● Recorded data
=-=-=

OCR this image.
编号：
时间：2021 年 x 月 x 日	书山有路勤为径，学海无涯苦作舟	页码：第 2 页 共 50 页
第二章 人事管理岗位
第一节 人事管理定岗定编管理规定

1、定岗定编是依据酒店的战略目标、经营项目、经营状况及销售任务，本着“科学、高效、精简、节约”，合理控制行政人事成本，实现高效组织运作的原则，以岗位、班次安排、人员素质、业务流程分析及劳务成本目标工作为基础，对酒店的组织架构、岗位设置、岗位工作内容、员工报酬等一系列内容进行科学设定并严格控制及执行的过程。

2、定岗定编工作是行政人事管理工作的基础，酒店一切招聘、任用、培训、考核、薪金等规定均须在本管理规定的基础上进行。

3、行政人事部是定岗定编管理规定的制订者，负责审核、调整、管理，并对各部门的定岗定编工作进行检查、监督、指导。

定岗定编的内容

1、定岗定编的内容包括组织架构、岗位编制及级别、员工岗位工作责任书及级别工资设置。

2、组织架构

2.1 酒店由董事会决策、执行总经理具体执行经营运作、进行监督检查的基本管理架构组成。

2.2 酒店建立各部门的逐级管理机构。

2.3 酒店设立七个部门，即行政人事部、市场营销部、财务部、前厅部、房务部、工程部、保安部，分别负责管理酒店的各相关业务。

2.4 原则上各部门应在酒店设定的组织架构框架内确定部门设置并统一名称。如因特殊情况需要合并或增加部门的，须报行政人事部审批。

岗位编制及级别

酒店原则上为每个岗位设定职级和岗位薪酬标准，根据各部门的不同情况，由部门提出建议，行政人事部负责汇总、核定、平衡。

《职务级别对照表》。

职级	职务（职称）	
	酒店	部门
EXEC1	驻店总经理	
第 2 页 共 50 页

=-=-=

● THE REQUEST
From the listing above, collect each line in which the string "岗位编制及级别" appears.

● RESULT FOR THIS EXERCISE
1、定岗定编的内容包括组织架构、岗位编制及级别、员工岗位工作责任书及级别工资设置。
岗位编制及级别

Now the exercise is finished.